(Element region listings)
* * * * *

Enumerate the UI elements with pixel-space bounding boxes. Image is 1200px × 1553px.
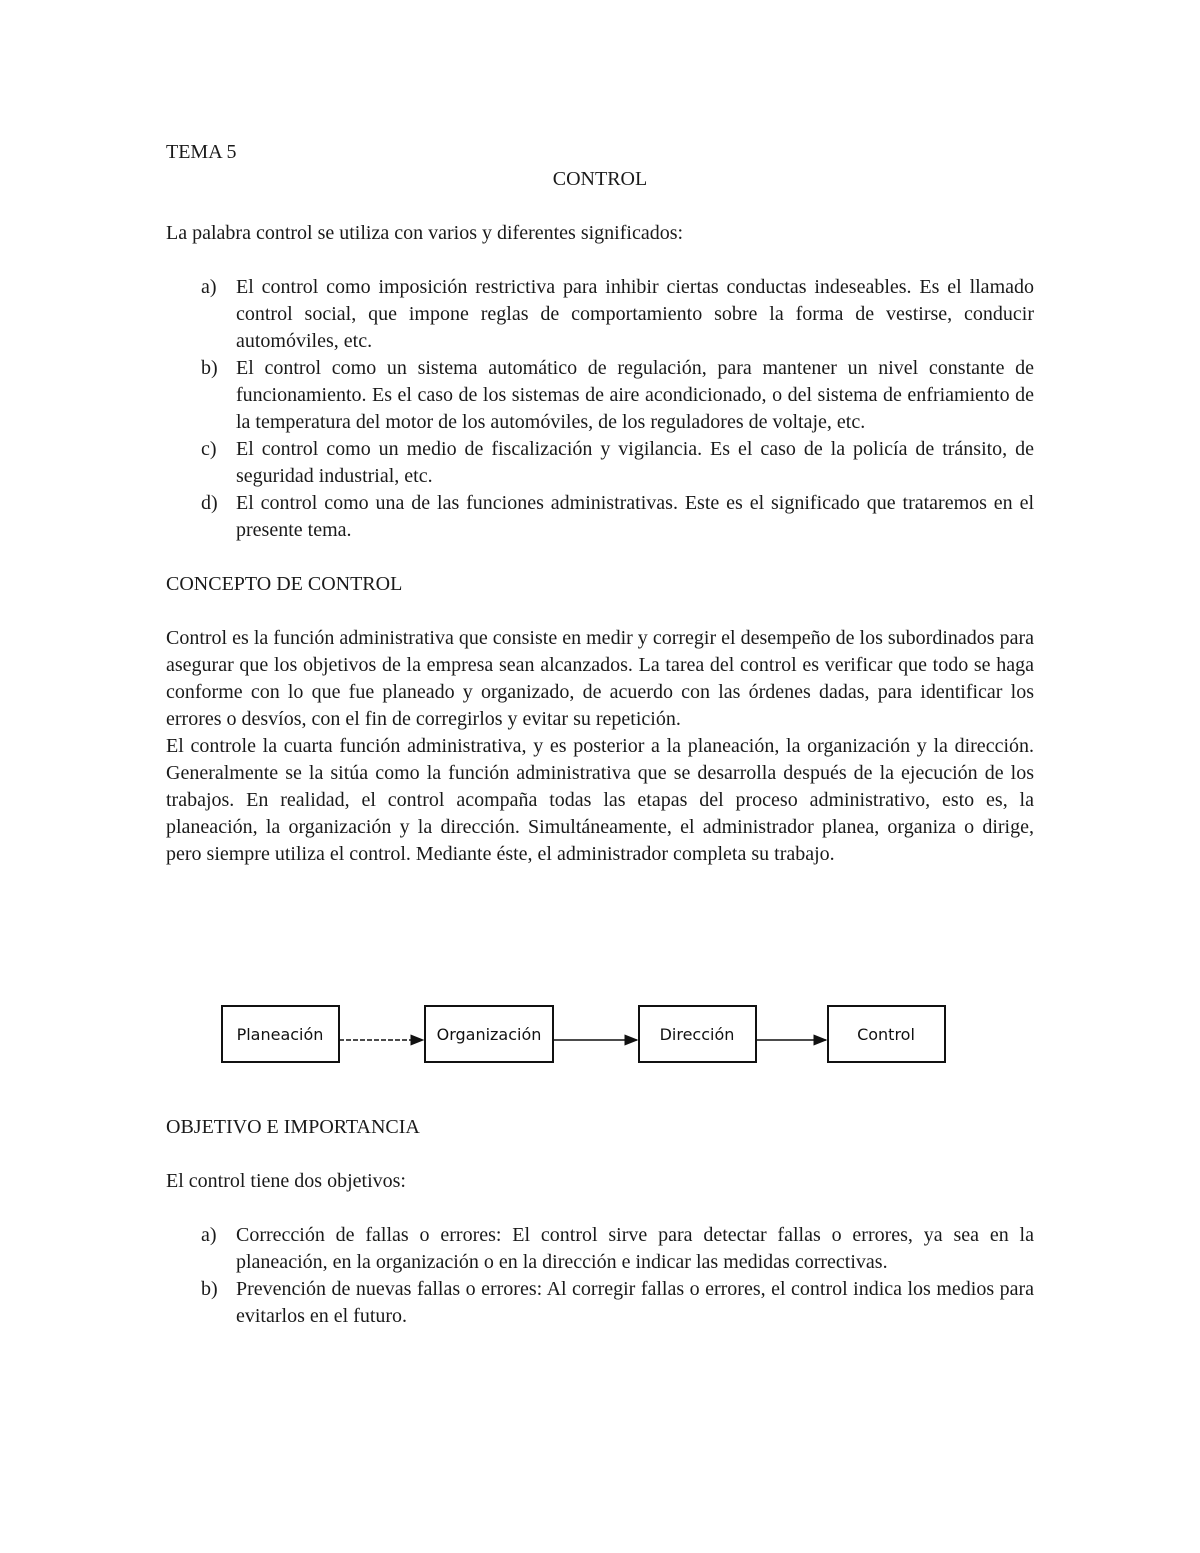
list-item xyxy=(166,436,1034,490)
flow-box-label: Control xyxy=(857,1025,915,1044)
list-item xyxy=(166,355,1034,436)
list-item-text: Prevención de nuevas fallas o errores: Al corregir fallas o errores, el control indica los medios para evitarlos en el futuro. xyxy=(236,1278,1034,1327)
flow-box-planeacion xyxy=(222,1006,339,1062)
objective-heading: OBJETIVO E IMPORTANCIA xyxy=(166,1116,420,1138)
meanings-list xyxy=(166,274,1034,544)
list-item xyxy=(166,1222,1034,1276)
flow-box-direccion xyxy=(639,1006,756,1062)
flow-box-label: Organización xyxy=(436,1025,542,1044)
flow-box-label: Dirección xyxy=(659,1025,735,1044)
concept-paragraph-2: El controle la cuarta función administrativa, y es posterior a la planeación, la organización y la dirección. Generalmente se la sitúa como la función administrativa que se desarrolla después de la ejecución de los trabajos. En realidad, el control acompaña todas las etapas del proceso administrativo, esto es, la planeación, la organización y la dirección. Simultáneamente, el administrador planea, organiza o dirige, pero siempre utiliza el control. Mediante éste, el administrador completa su trabajo. xyxy=(166,735,1034,865)
document-title: CONTROL xyxy=(552,168,648,190)
list-item-text: El control como imposición restrictiva para inhibir ciertas conductas indeseables. Es el llamado control social, que impone reglas de comportamiento sobre la forma de vestirse, conducir automóviles, etc. xyxy=(236,276,1034,352)
intro-text: La palabra control se utiliza con varios y diferentes significados: xyxy=(166,222,684,244)
process-diagram xyxy=(220,968,950,1068)
list-item-text: El control como un medio de fiscalización y vigilancia. Es el caso de la policía de tránsito, de seguridad industrial, etc. xyxy=(236,438,1034,487)
process-flow-svg xyxy=(220,968,950,1068)
topic-number: TEMA 5 xyxy=(166,141,237,163)
list-marker: d) xyxy=(201,492,218,514)
list-item xyxy=(166,274,1034,355)
document-page xyxy=(166,139,1034,868)
concept-heading: CONCEPTO DE CONTROL xyxy=(166,573,403,595)
list-item xyxy=(166,1276,1034,1330)
flow-box-label: Planeación xyxy=(236,1025,324,1044)
list-item-text: Corrección de fallas o errores: El control sirve para detectar fallas o errores, ya sea en la planeación, en la organización o en la dirección e indicar las medidas correctivas. xyxy=(236,1224,1034,1273)
flow-box-control xyxy=(828,1006,945,1062)
list-marker: c) xyxy=(201,438,217,460)
objective-section xyxy=(166,1114,1034,1330)
list-item-text: El control como una de las funciones administrativas. Este es el significado que trataremos en el presente tema. xyxy=(236,492,1034,541)
list-marker: a) xyxy=(201,1224,217,1246)
list-marker: b) xyxy=(201,357,218,379)
list-marker: a) xyxy=(201,276,217,298)
list-item-text: El control como un sistema automático de regulación, para mantener un nivel constante de funcionamiento. Es el caso de los sistemas de aire acondicionado, o del sistema de enfriamiento de la temperatura del motor de los automóviles, de los reguladores de voltaje, etc. xyxy=(236,357,1034,433)
objectives-list xyxy=(166,1222,1034,1330)
list-marker: b) xyxy=(201,1278,218,1300)
concept-paragraph-1: Control es la función administrativa que consiste en medir y corregir el desempeño de los subordinados para asegurar que los objetivos de la empresa sean alcanzados. La tarea del control es verificar que todo se haga conforme con lo que fue planeado y organizado, de acuerdo con las órdenes dadas, para identificar los errores o desvíos, con el fin de corregirlos y evitar su repetición. xyxy=(166,627,1034,730)
list-item xyxy=(166,490,1034,544)
flow-box-organizacion xyxy=(425,1006,553,1062)
objective-intro: El control tiene dos objetivos: xyxy=(166,1170,406,1192)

* * * * *

**What is needed**
Give each line of the listing above as an item in a numbered list, dropping any blank lines and leaving out the pictures.

**Task result**
1. Enumerate the UI elements with pixel-space bounding boxes. Image is 1200px × 1553px.
2. list-item xyxy=(166,436,1034,490)
3. flow-box-label: Control xyxy=(857,1025,915,1044)
4. list-item xyxy=(166,355,1034,436)
5. list-item-text: Prevención de nuevas fallas o errores: Al corregir fallas o errores, el control indica los medios para evitarlos en el futuro. xyxy=(236,1278,1034,1327)
6. flow-box-planeacion xyxy=(222,1006,339,1062)
7. objective-heading: OBJETIVO E IMPORTANCIA xyxy=(166,1116,420,1138)
8. meanings-list xyxy=(166,274,1034,544)
9. list-item xyxy=(166,1222,1034,1276)
10. flow-box-direccion xyxy=(639,1006,756,1062)
11. flow-box-label: Organización xyxy=(436,1025,542,1044)
12. flow-box-label: Dirección xyxy=(659,1025,735,1044)
13. concept-paragraph-2: El controle la cuarta función administrativa, y es posterior a la planeación, la organización y la dirección. Generalmente se la sitúa como la función administrativa que se desarrolla después de la ejecución de los trabajos. En realidad, el control acompaña todas las etapas del proceso administrativo, esto es, la planeación, la organización y la dirección. Simultáneamente, el administrador planea, organiza o dirige, pero siempre utiliza el control. Mediante éste, el administrador completa su trabajo. xyxy=(166,735,1034,865)
14. document-title: CONTROL xyxy=(552,168,648,190)
15. list-item-text: El control como imposición restrictiva para inhibir ciertas conductas indeseables. Es el llamado control social, que impone reglas de comportamiento sobre la forma de vestirse, conducir automóviles, etc. xyxy=(236,276,1034,352)
16. intro-text: La palabra control se utiliza con varios y diferentes significados: xyxy=(166,222,684,244)
17. process-diagram xyxy=(220,968,950,1068)
18. list-item-text: El control como un medio de fiscalización y vigilancia. Es el caso de la policía de tránsito, de seguridad industrial, etc. xyxy=(236,438,1034,487)
19. process-flow-svg xyxy=(220,968,950,1068)
20. topic-number: TEMA 5 xyxy=(166,141,237,163)
21. list-marker: d) xyxy=(201,492,218,514)
22. list-item xyxy=(166,274,1034,355)
23. document-page xyxy=(166,139,1034,868)
24. concept-heading: CONCEPTO DE CONTROL xyxy=(166,573,403,595)
25. list-item xyxy=(166,1276,1034,1330)
26. flow-box-label: Planeación xyxy=(236,1025,324,1044)
27. list-item-text: Corrección de fallas o errores: El control sirve para detectar fallas o errores, ya sea en la planeación, en la organización o en la dirección e indicar las medidas correctivas. xyxy=(236,1224,1034,1273)
28. flow-box-control xyxy=(828,1006,945,1062)
29. list-marker: c) xyxy=(201,438,217,460)
30. objective-section xyxy=(166,1114,1034,1330)
31. list-item-text: El control como una de las funciones administrativas. Este es el significado que trataremos en el presente tema. xyxy=(236,492,1034,541)
32. list-marker: a) xyxy=(201,1224,217,1246)
33. list-marker: b) xyxy=(201,357,218,379)
34. list-marker: a) xyxy=(201,276,217,298)
35. list-item-text: El control como un sistema automático de regulación, para mantener un nivel constante de funcionamiento. Es el caso de los sistemas de aire acondicionado, o del sistema de enfriamiento de la temperatura del motor de los automóviles, de los reguladores de voltaje, etc. xyxy=(236,357,1034,433)
36. objectives-list xyxy=(166,1222,1034,1330)
37. list-marker: b) xyxy=(201,1278,218,1300)
38. concept-paragraph-1: Control es la función administrativa que consiste en medir y corregir el desempeño de los subordinados para asegurar que los objetivos de la empresa sean alcanzados. La tarea del control es verificar que todo se haga conforme con lo que fue planeado y organizado, de acuerdo con las órdenes dadas, para identificar los errores o desvíos, con el fin de corregirlos y evitar su repetición. xyxy=(166,627,1034,730)
39. list-item xyxy=(166,490,1034,544)
40. flow-box-organizacion xyxy=(425,1006,553,1062)
41. objective-intro: El control tiene dos objetivos: xyxy=(166,1170,406,1192)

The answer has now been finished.